#### [Excerpted data]
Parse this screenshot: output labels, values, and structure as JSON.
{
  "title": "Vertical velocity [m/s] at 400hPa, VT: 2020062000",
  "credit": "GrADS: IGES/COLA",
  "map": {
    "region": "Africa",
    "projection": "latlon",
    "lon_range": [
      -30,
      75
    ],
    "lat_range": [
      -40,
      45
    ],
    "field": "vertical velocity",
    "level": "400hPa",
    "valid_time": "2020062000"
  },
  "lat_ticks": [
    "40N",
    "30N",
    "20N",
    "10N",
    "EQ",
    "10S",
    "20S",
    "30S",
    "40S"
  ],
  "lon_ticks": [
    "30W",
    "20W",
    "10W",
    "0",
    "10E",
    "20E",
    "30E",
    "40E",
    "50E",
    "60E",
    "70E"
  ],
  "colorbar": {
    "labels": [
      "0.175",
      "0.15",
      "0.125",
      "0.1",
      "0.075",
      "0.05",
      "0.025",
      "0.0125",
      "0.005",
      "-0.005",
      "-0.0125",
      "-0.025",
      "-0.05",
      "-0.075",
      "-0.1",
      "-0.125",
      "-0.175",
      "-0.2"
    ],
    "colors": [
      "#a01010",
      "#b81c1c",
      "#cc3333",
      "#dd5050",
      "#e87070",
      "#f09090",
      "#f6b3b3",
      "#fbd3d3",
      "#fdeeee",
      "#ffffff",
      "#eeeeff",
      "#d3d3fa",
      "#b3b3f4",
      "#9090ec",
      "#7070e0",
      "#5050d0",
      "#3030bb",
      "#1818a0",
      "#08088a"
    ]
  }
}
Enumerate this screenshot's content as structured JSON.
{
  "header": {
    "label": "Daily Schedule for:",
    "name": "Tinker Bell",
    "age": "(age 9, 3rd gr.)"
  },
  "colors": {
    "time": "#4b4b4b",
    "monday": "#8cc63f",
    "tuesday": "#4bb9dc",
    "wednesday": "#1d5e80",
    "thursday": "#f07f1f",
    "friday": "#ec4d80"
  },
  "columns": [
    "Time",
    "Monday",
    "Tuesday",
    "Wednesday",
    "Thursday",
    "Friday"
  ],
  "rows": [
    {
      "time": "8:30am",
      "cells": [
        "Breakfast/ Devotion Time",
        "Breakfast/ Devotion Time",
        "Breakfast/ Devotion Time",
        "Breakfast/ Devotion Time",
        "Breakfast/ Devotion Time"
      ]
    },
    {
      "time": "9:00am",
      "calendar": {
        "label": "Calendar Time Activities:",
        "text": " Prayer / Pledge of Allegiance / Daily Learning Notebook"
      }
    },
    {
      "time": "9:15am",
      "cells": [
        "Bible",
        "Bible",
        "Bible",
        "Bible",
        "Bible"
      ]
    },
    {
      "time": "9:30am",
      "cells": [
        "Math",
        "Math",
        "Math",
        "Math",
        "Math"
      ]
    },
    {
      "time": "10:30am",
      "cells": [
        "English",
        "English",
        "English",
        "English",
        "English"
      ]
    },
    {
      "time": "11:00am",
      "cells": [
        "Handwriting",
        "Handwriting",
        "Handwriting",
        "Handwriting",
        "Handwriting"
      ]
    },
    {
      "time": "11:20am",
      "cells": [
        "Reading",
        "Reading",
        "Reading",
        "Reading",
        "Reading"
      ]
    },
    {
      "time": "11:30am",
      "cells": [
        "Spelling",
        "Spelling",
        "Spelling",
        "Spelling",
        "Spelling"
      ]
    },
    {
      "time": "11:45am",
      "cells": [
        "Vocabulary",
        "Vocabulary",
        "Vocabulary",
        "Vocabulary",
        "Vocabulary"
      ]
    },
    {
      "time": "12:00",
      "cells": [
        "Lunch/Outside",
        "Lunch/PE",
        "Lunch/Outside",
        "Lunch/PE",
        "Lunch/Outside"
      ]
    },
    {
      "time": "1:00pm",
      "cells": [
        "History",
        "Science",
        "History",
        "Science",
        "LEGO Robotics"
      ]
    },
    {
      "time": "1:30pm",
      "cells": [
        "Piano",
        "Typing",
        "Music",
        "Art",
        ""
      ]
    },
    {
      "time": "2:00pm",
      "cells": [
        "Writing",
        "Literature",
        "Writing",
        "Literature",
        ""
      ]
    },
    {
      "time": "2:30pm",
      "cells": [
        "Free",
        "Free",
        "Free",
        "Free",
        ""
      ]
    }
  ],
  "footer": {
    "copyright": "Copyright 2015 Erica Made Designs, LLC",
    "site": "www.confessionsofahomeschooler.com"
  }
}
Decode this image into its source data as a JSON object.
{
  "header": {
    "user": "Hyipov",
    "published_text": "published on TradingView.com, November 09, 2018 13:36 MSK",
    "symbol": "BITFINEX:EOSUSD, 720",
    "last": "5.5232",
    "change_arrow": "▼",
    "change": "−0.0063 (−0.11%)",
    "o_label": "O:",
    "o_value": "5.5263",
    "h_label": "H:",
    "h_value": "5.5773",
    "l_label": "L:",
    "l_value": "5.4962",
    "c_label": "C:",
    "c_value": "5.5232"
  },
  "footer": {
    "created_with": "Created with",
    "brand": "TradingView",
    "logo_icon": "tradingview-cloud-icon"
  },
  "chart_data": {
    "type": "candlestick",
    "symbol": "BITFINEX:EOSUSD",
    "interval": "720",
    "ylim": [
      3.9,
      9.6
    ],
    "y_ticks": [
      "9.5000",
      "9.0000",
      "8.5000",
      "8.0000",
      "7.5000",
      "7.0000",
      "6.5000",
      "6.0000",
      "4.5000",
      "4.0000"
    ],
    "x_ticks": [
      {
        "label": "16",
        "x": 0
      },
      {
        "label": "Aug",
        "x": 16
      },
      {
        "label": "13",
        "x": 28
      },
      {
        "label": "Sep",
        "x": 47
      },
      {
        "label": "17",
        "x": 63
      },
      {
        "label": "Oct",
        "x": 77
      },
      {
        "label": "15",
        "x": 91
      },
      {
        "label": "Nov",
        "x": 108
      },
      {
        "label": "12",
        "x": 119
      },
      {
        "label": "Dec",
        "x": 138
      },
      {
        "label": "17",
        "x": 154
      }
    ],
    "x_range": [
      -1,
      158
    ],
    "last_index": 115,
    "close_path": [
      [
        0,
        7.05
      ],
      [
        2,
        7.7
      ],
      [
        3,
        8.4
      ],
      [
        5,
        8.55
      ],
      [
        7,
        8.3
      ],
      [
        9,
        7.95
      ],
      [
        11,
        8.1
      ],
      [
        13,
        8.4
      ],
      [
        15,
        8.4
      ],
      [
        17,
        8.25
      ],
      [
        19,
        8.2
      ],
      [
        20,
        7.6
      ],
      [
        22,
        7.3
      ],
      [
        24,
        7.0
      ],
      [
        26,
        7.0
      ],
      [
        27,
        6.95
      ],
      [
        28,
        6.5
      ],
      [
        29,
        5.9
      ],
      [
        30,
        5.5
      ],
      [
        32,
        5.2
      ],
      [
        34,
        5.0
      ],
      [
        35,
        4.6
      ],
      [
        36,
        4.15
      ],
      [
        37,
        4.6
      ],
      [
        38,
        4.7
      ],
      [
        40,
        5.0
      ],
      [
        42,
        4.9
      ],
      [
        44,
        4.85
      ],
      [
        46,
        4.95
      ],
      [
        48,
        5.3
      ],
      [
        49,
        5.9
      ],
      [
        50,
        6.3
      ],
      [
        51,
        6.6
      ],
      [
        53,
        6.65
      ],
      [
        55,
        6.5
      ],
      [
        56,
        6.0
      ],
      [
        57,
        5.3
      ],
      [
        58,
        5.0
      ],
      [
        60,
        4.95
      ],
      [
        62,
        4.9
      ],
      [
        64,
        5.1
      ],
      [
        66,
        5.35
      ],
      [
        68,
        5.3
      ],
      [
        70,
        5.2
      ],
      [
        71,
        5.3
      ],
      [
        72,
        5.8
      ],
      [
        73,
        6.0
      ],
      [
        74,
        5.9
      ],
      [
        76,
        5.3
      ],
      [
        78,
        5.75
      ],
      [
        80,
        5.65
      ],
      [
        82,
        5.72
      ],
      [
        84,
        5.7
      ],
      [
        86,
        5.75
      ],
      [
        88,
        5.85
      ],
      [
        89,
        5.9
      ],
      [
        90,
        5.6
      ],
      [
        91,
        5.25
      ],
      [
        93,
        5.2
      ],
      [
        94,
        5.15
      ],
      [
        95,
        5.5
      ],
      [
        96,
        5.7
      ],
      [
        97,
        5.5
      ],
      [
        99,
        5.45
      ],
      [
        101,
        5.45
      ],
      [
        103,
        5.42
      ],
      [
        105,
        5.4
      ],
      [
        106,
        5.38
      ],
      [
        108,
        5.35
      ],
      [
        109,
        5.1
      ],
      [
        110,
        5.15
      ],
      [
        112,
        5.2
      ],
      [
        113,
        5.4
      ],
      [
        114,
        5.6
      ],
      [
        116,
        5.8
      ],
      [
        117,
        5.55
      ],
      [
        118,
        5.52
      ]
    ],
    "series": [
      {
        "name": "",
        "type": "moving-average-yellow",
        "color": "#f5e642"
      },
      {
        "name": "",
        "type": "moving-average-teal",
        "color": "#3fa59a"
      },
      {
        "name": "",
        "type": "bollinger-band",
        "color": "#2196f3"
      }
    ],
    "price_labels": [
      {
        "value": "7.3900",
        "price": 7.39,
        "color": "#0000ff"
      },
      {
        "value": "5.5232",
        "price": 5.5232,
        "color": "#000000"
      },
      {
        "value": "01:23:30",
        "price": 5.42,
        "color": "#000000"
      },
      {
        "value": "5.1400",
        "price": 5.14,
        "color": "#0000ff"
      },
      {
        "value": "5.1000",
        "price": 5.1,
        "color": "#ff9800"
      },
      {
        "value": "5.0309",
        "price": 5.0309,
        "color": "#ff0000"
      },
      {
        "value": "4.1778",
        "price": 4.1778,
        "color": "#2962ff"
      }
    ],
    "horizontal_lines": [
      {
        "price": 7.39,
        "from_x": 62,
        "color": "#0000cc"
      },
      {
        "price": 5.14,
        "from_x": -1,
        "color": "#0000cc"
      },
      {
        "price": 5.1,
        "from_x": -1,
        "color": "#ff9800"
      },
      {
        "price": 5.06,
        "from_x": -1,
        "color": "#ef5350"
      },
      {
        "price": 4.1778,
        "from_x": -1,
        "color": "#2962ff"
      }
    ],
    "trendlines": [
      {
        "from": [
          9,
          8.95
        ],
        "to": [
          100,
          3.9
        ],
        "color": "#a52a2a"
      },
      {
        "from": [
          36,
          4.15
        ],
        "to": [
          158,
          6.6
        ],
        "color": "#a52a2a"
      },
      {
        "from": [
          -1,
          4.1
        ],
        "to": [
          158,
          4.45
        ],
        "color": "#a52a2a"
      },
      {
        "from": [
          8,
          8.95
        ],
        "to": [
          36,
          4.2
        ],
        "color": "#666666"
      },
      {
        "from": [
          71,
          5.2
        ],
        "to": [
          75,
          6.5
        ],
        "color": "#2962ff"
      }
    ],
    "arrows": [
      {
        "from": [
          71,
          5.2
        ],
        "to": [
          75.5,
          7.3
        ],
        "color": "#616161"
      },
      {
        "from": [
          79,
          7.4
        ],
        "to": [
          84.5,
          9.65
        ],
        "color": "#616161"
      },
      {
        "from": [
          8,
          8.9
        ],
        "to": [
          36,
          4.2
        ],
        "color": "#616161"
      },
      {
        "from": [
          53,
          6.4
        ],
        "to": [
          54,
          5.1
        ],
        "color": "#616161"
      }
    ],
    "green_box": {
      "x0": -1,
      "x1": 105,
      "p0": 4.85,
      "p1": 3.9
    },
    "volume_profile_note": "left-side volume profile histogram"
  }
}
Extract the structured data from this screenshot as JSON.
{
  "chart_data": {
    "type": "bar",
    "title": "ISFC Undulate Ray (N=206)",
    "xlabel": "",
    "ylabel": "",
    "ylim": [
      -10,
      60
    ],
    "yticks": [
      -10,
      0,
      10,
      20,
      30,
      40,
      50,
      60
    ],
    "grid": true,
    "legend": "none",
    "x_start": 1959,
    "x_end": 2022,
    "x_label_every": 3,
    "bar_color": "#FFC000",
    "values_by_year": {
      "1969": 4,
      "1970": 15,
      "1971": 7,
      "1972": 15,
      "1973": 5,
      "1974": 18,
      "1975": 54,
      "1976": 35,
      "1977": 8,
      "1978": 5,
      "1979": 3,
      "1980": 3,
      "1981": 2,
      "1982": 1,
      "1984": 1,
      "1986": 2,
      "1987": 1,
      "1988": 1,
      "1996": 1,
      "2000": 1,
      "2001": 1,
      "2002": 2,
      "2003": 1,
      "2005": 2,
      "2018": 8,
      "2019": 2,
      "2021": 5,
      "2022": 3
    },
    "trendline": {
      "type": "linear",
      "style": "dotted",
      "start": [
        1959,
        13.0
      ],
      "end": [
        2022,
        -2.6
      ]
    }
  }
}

#### [Written task]
Reproduce only the lines running from the one with "Extract the structured" through the final line of the listing above, both ends included.

#### [Solution]
Extract the structured data from this screenshot as JSON.
{
  "chart_data": {
    "type": "bar",
    "title": "ISFC Undulate Ray (N=206)",
    "xlabel": "",
    "ylabel": "",
    "ylim": [
      -10,
      60
    ],
    "yticks": [
      -10,
      0,
      10,
      20,
      30,
      40,
      50,
      60
    ],
    "grid": true,
    "legend": "none",
    "x_start": 1959,
    "x_end": 2022,
    "x_label_every": 3,
    "bar_color": "#FFC000",
    "values_by_year": {
      "1969": 4,
      "1970": 15,
      "1971": 7,
      "1972": 15,
      "1973": 5,
      "1974": 18,
      "1975": 54,
      "1976": 35,
      "1977": 8,
      "1978": 5,
      "1979": 3,
      "1980": 3,
      "1981": 2,
      "1982": 1,
      "1984": 1,
      "1986": 2,
      "1987": 1,
      "1988": 1,
      "1996": 1,
      "2000": 1,
      "2001": 1,
      "2002": 2,
      "2003": 1,
      "2005": 2,
      "2018": 8,
      "2019": 2,
      "2021": 5,
      "2022": 3
    },
    "trendline": {
      "type": "linear",
      "style": "dotted",
      "start": [
        1959,
        13.0
      ],
      "end": [
        2022,
        -2.6
      ]
    }
  }
}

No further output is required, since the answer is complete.